[Begin Record excerpts]

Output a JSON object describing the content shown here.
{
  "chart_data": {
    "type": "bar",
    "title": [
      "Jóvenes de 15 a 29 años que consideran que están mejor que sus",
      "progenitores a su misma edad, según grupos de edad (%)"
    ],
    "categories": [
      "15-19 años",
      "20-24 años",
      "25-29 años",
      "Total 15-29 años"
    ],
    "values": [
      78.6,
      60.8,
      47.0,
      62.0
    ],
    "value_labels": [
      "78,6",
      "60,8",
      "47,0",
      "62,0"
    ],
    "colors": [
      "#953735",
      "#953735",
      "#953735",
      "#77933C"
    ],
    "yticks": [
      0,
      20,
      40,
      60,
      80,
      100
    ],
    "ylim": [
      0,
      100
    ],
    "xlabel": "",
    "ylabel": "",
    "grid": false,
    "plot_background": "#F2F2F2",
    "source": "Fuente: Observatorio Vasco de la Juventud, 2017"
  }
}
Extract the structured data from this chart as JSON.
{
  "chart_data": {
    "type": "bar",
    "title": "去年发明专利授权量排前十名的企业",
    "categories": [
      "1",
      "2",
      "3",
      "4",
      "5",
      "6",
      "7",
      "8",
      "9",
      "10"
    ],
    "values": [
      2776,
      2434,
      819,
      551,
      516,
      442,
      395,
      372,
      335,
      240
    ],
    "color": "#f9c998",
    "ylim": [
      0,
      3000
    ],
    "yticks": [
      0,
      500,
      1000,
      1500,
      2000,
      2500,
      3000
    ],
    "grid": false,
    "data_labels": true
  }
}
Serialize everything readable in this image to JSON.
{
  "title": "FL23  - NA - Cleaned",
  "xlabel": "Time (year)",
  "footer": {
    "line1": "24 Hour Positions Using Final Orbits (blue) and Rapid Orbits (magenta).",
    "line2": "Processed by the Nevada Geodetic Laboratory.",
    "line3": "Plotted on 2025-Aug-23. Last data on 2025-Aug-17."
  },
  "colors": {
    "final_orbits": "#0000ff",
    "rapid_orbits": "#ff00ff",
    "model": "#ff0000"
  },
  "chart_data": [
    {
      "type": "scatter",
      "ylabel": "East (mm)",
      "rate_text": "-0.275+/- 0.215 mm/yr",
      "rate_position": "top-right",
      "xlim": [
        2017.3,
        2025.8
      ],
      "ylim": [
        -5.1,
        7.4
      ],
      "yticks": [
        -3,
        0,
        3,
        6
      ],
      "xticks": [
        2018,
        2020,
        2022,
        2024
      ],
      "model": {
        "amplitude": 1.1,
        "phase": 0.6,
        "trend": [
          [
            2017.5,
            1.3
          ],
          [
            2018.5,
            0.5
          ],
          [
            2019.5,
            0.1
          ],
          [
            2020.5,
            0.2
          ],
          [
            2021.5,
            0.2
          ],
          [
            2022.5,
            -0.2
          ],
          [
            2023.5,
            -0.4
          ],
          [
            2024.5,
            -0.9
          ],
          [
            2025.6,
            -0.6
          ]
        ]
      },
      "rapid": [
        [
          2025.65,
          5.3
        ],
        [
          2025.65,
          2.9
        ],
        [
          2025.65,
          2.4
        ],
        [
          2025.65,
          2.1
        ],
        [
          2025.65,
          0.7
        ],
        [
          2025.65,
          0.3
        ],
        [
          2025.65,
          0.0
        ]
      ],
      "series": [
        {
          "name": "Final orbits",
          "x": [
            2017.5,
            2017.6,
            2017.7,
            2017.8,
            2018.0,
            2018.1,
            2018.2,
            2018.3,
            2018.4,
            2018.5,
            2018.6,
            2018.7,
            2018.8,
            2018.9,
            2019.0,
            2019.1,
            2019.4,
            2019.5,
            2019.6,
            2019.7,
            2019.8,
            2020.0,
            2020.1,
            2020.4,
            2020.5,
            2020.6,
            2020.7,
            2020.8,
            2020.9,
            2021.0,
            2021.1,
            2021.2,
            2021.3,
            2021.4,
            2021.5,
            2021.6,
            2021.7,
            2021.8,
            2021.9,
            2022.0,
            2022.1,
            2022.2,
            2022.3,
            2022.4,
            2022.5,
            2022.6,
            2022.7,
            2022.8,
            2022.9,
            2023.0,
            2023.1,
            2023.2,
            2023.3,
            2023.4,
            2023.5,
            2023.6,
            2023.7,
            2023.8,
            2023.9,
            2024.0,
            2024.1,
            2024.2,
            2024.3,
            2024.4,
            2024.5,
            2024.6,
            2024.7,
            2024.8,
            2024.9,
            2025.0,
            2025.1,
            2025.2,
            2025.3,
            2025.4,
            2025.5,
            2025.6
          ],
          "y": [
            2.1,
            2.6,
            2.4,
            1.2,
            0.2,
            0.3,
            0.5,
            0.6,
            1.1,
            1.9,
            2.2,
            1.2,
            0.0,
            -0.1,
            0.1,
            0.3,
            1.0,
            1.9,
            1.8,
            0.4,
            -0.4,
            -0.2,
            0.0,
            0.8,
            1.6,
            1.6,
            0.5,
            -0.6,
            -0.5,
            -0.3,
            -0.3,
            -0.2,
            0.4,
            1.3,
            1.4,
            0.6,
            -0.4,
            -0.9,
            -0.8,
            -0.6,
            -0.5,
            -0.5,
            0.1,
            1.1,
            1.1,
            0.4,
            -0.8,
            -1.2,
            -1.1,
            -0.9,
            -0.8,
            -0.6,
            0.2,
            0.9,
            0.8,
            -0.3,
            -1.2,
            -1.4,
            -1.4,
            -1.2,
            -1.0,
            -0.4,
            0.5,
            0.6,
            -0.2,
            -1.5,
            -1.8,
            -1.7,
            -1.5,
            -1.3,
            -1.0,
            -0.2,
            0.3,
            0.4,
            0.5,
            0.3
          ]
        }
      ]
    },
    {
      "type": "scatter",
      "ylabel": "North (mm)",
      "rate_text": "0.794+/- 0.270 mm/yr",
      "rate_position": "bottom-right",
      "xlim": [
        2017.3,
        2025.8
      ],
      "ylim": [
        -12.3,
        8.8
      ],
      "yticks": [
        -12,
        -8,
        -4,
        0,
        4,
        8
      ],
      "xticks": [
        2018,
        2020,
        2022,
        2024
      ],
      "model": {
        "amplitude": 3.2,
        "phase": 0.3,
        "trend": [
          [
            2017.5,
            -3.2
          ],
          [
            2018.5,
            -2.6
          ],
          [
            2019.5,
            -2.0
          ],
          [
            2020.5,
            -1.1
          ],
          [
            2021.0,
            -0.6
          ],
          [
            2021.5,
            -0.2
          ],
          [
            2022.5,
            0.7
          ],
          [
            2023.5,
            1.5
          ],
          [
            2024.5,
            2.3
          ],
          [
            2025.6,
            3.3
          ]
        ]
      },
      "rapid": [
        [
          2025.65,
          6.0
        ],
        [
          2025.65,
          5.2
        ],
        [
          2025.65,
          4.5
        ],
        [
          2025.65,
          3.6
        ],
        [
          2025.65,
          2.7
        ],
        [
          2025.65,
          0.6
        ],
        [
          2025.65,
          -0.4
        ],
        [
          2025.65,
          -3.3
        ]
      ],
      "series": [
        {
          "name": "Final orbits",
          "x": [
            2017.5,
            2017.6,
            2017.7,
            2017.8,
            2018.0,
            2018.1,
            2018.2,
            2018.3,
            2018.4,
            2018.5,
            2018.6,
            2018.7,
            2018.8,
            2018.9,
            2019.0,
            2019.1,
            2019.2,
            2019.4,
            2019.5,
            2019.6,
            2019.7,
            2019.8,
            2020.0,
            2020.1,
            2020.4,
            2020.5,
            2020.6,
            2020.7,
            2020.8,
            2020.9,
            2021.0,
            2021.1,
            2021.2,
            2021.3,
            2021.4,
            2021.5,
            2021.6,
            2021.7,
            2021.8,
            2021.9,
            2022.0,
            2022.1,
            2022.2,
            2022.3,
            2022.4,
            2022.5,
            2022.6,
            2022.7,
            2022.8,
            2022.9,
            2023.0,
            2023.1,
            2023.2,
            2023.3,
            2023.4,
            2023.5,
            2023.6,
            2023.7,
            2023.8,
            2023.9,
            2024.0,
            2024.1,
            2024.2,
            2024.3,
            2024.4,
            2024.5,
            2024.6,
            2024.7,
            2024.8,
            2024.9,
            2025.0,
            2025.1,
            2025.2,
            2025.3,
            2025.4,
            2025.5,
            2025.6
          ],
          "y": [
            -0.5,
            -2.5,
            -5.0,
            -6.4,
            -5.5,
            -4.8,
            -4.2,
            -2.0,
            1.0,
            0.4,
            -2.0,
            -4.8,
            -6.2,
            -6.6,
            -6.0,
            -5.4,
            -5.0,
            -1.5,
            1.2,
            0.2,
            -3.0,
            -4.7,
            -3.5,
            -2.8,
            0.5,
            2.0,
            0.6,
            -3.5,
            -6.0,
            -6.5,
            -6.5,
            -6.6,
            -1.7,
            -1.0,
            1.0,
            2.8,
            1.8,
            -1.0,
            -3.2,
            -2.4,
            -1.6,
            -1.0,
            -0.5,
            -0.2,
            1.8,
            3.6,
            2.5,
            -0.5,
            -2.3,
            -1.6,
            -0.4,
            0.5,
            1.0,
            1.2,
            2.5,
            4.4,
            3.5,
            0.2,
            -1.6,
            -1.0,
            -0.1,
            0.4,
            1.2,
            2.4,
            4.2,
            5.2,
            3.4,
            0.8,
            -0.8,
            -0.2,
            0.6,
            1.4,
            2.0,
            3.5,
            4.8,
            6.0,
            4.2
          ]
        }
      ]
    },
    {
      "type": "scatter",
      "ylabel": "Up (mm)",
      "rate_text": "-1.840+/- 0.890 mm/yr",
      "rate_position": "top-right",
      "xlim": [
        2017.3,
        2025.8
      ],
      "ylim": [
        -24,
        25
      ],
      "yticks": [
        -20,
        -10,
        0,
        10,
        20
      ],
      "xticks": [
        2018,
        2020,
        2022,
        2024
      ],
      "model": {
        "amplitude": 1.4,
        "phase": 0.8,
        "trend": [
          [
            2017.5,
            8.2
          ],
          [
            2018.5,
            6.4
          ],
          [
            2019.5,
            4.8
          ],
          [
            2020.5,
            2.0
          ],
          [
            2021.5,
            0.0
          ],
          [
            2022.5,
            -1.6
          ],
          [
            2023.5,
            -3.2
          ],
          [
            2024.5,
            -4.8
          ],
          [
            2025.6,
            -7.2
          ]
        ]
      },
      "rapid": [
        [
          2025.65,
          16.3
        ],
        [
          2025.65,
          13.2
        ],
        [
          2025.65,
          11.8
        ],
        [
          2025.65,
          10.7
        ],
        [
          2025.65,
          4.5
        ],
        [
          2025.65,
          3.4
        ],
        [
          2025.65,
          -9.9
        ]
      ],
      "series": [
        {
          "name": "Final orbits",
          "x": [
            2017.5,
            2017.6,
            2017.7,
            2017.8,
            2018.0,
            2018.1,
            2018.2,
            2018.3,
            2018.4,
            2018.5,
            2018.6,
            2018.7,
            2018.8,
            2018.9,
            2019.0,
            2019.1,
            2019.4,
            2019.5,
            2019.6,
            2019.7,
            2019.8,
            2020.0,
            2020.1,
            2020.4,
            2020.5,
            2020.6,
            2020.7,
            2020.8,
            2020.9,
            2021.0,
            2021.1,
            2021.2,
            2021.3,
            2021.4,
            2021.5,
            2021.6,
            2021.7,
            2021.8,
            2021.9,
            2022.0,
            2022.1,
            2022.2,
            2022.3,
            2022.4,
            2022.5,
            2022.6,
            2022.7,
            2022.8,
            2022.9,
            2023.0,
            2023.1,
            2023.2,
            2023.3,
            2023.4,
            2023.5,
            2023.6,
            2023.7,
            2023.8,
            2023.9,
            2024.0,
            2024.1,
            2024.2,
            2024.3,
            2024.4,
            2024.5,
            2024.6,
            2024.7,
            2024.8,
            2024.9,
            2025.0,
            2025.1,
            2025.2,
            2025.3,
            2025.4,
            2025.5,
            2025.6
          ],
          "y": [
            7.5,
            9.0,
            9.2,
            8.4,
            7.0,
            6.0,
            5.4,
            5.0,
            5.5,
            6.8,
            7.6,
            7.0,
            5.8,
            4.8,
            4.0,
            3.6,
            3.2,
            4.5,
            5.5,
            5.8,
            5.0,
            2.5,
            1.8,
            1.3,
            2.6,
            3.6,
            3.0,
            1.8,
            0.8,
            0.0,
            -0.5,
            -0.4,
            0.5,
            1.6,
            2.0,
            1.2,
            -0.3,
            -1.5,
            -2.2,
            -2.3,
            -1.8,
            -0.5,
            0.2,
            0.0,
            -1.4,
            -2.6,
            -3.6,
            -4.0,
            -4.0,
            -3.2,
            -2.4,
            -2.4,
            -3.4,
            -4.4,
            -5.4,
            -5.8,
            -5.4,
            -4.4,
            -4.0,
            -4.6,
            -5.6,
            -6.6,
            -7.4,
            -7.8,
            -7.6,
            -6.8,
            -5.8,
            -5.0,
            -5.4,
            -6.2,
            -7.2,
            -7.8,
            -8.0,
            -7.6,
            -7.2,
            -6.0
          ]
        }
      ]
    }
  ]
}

[End Record excerpts]

# Stated task:
In the records above, how many lines contain the string "años"? State that number only.

# Result below:
5